### Bereitgestellter Text
= = = =

Klang der Glocke

Die gravierten Strukturen in den Buchmalereien bekommen oft zu wenig Aufmerksamkeit. Sie beherbergen eigene Bewegungswelten, deren Gesten fein und zugleich ungefiltert auf dem Papier erscheinen. Meistens werden sie verdeckt oder verwischt. Gern hätte ich sie mal ganz im Vordergrund. Das gelingt sicher einfacher in den Collagen, wegen der digitalen Hilfsmittel. Aber das ist eine andere Sache!

Auf Rolle 12 konnte ich die etwas groß geratenen Umrisse wieder einfangen. Dadurch, dass ich Papier mit einrolle, werden durchscheinende Areale, die weiter zurückliegen, abgedeckt. Das reduziert das Material, das durchgezeichnet werden kann. Es entstehen mehr Freiflächen, was das Binnenleben zwischen den Außengrenzen stärker kontrastiert.

Morgen reisen wir nach Dillenburg, um den Klang der Glocke zu hören, deren Guss wir vor Ort miterlebt haben. Alle kommen zum Gottesdienst – Barbaras Brüder, Freundinnen und die Gemeinde mit dem großartigen Pfarrer. Am Dienstag werde ich nach Neckargemünd in das ökumenische Gemeindezentrum Arche fahren, um an Ort und Stelle Frottagen der Objektoberflächen des Altarensembles zu machen. Und dann wird es auch Zeit, dass ich dem Serkon Rinpoche ein paar Zeilen zu meiner Kloster-Tabo-Arbeit schreibe.

= = = =

### Gespeicherte Daten
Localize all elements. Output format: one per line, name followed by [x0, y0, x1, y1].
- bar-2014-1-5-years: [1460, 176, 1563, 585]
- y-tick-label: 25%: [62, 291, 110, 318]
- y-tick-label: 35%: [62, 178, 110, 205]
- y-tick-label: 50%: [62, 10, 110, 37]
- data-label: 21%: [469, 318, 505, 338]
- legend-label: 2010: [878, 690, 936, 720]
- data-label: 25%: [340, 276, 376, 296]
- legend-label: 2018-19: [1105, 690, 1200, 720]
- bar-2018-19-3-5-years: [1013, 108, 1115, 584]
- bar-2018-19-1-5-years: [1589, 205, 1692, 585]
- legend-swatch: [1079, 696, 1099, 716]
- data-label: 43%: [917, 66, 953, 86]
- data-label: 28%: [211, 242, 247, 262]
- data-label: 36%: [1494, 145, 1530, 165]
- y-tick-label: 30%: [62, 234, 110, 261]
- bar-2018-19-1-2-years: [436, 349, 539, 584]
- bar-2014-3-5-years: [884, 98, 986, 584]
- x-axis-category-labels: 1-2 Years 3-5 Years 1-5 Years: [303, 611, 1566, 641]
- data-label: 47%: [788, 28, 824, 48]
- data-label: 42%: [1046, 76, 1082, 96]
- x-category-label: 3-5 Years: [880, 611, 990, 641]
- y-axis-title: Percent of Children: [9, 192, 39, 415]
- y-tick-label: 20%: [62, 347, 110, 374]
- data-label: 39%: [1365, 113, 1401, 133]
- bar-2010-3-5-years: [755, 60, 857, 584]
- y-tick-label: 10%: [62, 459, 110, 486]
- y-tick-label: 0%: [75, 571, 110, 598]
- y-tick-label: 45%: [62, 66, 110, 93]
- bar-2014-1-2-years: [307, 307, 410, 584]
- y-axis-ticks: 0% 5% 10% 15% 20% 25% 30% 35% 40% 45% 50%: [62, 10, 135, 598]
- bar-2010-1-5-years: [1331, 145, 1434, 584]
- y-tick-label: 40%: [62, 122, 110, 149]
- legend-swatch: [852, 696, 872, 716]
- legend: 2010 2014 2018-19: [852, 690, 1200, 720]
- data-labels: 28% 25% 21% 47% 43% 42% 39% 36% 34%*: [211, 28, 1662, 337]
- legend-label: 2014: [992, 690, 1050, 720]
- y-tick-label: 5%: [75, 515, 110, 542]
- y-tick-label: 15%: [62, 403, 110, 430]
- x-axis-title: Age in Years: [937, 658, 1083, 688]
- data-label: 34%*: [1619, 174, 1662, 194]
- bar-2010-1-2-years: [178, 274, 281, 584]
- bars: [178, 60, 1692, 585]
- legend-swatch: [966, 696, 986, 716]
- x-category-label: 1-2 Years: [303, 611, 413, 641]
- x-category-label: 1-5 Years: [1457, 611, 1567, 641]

= = = =

### Zu erledigen
Gib den bereitgestellten Text vollständig und wortgetreu wieder. Die Einträge stammen aus einer anderen Quelle als der bereitgestellte Text.

### Ergebnis der Aufgabe
Klang der Glocke

Die gravierten Strukturen in den Buchmalereien bekommen oft zu wenig Aufmerksamkeit. Sie beherbergen eigene Bewegungswelten, deren Gesten fein und zugleich ungefiltert auf dem Papier erscheinen. Meistens werden sie verdeckt oder verwischt. Gern hätte ich sie mal ganz im Vordergrund. Das gelingt sicher einfacher in den Collagen, wegen der digitalen Hilfsmittel. Aber das ist eine andere Sache!

Auf Rolle 12 konnte ich die etwas groß geratenen Umrisse wieder einfangen. Dadurch, dass ich Papier mit einrolle, werden durchscheinende Areale, die weiter zurückliegen, abgedeckt. Das reduziert das Material, das durchgezeichnet werden kann. Es entstehen mehr Freiflächen, was das Binnenleben zwischen den Außengrenzen stärker kontrastiert.

Morgen reisen wir nach Dillenburg, um den Klang der Glocke zu hören, deren Guss wir vor Ort miterlebt haben. Alle kommen zum Gottesdienst – Barbaras Brüder, Freundinnen und die Gemeinde mit dem großartigen Pfarrer. Am Dienstag werde ich nach Neckargemünd in das ökumenische Gemeindezentrum Arche fahren, um an Ort und Stelle Frottagen der Objektoberflächen des Altarensembles zu machen. Und dann wird es auch Zeit, dass ich dem Serkon Rinpoche ein paar Zeilen zu meiner Kloster-Tabo-Arbeit schreibe.